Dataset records

──────────────────────────────

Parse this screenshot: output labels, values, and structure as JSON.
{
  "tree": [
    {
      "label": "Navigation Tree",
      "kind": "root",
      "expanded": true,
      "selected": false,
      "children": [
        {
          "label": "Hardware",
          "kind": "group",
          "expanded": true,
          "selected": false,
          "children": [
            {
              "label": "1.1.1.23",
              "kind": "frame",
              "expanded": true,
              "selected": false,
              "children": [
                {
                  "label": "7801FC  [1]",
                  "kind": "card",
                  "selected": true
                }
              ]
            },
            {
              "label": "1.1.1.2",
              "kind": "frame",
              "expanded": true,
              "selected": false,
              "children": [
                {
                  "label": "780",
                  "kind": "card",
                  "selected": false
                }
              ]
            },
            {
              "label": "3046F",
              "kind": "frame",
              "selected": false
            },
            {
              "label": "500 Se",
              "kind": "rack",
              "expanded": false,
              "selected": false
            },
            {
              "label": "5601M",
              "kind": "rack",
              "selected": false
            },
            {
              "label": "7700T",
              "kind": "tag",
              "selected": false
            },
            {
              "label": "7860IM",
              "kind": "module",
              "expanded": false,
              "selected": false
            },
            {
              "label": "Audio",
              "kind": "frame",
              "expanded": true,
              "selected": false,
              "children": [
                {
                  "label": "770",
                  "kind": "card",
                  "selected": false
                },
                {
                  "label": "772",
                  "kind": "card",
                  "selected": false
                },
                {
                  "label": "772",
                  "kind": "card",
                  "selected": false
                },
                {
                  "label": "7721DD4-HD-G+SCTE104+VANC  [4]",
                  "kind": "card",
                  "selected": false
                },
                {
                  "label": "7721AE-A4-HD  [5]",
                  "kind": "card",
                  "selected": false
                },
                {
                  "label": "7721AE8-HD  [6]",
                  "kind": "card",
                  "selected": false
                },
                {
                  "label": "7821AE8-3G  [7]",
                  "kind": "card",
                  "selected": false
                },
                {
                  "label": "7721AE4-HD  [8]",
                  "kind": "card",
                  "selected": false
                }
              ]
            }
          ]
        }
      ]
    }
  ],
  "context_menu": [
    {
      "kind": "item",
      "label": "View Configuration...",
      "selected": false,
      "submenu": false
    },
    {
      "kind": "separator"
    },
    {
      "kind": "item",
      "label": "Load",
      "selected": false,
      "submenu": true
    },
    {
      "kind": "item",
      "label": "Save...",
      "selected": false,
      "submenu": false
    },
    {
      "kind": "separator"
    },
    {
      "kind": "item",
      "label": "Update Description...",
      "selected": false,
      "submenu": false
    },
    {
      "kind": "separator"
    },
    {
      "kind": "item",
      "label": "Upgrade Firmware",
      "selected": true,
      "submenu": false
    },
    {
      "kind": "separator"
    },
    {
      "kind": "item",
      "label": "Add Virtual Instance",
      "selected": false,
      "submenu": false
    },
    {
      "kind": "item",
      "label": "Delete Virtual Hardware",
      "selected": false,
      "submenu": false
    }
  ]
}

──────────────────────────────

What to produce >> Copy each line of the data above that holds "true".

Output for this task >>
      "expanded": true,
          "expanded": true,
              "expanded": true,
                  "selected": true
              "expanded": true,
              "expanded": true,
      "submenu": true
      "selected": true,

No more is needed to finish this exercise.